***** Page text

As shown in FIG. 6, a position of a center O of the coil 2 is displaced along the Y-axis direction from a center of the core 8 to a side opposite to the wire connecting portions 42a, 42b (to a rear side of the core 8). By adopting such a configuration, it is possible to ensure a sufficient volume of the core 8 in front of the core 8. Therefore, the wire connecting portions 42a, 42b and the lead portions 3a, 3b connected thereto can be covered with a sufficient amount of the core 8 to protect the wire connecting portions 42a, 42b and the lead portions 3a, 3b. Since a sufficient space is formed in front of the core 8 for arranging the wire connecting portions 42a, 42b, there is no need to expand the core 8 forward to ensure the space, and the inductor 1 can be miniaturized.

It is possible to dispose the outer peripheral surface 2e of the coil 2 at a position sufficiently spaced from a side surface of the core 8 on the positive side of the Y-axis direction, ensure a sufficient thickness of the core 8 between the outer peripheral surface 2e of the coil 2 and the side surface of the core 8 on the positive side of the Y-axis direction, and prevent cracks from occurring on the side surface of the core 8 on the positive side of the Y-axis direction.

**********
***** Record extracts

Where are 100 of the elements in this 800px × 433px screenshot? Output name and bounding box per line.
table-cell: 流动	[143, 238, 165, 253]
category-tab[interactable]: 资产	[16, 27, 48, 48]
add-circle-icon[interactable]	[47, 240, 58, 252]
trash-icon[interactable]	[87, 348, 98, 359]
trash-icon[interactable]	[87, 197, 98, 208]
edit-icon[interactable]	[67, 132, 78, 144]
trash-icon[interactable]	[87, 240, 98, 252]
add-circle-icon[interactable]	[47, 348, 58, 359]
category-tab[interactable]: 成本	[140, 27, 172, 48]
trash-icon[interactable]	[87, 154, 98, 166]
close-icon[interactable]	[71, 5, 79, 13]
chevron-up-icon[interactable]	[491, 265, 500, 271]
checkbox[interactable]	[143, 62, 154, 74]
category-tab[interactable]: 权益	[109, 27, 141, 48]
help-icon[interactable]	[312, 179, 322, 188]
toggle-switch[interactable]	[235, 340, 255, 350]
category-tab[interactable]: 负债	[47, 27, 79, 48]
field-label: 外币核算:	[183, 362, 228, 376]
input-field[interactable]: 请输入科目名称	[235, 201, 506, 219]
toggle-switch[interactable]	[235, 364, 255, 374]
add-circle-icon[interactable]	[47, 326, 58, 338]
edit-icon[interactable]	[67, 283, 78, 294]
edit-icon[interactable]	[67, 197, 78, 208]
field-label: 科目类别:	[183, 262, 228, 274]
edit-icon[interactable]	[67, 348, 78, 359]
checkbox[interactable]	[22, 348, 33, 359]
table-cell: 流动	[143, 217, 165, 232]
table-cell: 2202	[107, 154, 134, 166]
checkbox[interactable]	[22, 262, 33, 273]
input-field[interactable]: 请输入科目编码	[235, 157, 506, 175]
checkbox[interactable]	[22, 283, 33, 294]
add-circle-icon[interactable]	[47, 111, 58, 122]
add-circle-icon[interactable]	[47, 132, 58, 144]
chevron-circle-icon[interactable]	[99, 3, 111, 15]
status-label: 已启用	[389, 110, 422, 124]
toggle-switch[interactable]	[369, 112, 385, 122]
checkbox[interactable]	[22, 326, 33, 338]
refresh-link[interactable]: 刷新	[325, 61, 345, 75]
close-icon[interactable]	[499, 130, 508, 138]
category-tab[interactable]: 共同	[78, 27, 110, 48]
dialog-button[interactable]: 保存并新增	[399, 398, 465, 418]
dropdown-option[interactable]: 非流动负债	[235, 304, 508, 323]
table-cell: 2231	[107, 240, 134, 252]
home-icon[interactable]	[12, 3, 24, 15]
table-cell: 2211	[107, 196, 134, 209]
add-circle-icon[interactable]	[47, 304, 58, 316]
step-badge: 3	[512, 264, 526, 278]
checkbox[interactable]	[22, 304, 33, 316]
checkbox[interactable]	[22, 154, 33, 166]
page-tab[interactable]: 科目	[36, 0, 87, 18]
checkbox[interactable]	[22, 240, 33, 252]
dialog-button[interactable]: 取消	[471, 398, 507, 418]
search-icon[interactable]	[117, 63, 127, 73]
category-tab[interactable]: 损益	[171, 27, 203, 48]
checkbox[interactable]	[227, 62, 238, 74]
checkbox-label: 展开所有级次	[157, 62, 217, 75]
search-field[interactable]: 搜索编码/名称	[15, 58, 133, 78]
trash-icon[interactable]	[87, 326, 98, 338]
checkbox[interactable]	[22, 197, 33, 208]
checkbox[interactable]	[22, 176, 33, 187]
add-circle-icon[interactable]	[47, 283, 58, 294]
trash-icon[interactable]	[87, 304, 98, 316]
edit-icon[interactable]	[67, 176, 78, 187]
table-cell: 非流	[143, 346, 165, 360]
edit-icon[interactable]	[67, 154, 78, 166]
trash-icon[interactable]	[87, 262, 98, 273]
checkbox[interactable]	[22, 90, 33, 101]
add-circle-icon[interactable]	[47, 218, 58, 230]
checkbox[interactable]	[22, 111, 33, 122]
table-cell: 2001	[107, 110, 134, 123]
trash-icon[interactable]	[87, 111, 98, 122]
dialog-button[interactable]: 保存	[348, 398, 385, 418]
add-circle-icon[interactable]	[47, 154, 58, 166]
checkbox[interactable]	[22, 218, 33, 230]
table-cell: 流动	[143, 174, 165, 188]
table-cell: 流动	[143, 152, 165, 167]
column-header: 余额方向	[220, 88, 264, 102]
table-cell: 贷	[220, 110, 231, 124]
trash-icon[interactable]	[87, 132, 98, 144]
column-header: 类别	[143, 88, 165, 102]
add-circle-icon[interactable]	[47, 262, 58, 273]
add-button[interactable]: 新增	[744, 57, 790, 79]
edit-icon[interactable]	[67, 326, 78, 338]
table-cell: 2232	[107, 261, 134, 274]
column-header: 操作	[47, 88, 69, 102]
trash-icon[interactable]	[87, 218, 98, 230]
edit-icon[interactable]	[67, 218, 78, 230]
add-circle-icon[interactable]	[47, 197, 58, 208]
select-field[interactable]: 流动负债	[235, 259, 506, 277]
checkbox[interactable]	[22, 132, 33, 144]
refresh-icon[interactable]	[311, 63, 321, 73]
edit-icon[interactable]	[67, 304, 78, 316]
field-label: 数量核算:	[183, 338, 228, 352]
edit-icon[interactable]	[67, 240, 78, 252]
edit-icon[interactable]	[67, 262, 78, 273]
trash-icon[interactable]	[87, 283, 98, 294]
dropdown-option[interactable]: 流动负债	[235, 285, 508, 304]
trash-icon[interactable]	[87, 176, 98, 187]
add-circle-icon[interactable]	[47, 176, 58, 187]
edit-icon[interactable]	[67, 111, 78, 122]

**********

Task list ->
1) Can you reproduce, word for word, the part of the inductor passage that opens with the words containing "As shown in" and closes with "can be miniaturized."?
2) Answer these questions from the inductor passage:
(a) Along which axis direction is the center O of the coil 2 displaced from the center of the core 8, and toward which side?
(b) What does a sufficient thickness of the core 8 between the outer peripheral surface 2e and the side surface on the positive side of the Y-axis direction prevent on that side surface?
(c) What is formed in front of the core 8 that removes the need to expand the core 8 forward?

Answers in order ->
1)
As shown in FIG. 6, a position of a center O of the coil 2 is displaced along the Y-axis direction from a center of the core 8 to a side opposite to the wire connecting portions 42a, 42b (to a rear side of the core 8). By adopting such a configuration, it is possible to ensure a sufficient volume of the core 8 in front of the core 8. Therefore, the wire connecting portions 42a, 42b and the lead portions 3a, 3b connected thereto can be covered with a sufficient amount of the core 8 to protect the wire connecting portions 42a, 42b and the lead portions 3a, 3b. Since a sufficient space is formed in front of the core 8 for arranging the wire connecting portions 42a, 42b, there is no need to expand the core 8 forward to ensure the space, and the inductor 1 can be miniaturized.

2)
(a) Along the Y-axis direction, to the side opposite the wire connecting portions 42a, 42b (the rear side of the core 8).
(b) Cracks.
(c) A sufficient space for arranging the wire connecting portions 42a, 42b.